What the exercise asks: Filter out everything except lines holding "tmux".

Source records:
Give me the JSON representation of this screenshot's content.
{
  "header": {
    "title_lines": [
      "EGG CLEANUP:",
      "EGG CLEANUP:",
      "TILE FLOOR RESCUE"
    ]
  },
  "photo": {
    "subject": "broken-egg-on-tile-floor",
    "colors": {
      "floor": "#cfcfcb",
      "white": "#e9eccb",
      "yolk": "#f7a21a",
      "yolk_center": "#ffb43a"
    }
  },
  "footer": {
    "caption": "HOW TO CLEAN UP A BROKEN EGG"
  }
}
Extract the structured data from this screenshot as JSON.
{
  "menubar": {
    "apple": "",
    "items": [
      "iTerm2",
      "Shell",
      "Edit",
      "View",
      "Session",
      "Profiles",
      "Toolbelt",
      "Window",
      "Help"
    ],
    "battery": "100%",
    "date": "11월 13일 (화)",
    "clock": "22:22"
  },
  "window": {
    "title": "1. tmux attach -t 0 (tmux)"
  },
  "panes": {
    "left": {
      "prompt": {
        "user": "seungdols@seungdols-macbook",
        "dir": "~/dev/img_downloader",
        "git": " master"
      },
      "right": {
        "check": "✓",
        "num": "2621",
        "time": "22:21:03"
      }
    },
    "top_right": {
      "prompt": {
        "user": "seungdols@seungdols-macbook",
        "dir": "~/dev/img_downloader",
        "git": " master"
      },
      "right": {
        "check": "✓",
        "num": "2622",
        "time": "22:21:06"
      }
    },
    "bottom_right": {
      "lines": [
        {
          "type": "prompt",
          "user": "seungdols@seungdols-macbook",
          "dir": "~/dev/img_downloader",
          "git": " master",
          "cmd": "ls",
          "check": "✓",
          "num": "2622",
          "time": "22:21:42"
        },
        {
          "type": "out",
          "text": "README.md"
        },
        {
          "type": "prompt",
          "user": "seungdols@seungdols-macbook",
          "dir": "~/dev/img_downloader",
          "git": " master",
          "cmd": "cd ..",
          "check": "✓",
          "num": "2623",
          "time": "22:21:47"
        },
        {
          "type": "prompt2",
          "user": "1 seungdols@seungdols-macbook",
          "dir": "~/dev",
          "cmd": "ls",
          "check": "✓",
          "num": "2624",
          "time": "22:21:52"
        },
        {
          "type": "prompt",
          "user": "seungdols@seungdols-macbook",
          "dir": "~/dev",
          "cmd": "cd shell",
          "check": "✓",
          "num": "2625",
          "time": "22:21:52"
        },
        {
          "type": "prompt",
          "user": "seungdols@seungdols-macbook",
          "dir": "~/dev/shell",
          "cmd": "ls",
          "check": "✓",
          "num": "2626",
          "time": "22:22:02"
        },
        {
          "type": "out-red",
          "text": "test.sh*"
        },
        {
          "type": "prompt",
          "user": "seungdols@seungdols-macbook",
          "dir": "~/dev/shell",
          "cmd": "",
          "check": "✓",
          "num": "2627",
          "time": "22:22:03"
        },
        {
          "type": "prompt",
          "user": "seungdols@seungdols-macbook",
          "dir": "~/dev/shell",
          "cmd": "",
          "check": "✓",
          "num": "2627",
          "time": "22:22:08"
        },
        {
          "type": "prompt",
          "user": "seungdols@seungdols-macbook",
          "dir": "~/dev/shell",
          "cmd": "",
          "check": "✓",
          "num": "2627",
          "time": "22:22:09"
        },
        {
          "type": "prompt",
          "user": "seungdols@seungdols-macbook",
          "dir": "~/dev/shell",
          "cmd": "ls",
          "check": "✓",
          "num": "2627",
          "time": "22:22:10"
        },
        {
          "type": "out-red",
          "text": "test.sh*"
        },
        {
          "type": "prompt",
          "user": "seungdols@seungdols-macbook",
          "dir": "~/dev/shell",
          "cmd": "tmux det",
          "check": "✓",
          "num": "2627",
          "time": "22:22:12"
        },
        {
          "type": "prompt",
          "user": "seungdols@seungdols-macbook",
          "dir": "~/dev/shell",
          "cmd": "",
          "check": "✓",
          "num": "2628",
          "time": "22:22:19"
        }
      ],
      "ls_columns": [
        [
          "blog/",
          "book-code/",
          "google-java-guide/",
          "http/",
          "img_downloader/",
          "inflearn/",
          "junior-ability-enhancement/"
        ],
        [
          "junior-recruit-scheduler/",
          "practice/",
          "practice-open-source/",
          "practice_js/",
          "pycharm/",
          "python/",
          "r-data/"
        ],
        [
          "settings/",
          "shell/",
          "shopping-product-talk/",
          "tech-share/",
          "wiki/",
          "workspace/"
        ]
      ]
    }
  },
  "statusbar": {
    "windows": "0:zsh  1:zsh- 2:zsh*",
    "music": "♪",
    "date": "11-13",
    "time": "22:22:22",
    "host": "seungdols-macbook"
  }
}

Exercise answer:
    "title": "1. tmux attach -t 0 (tmux)"
          "cmd": "tmux det",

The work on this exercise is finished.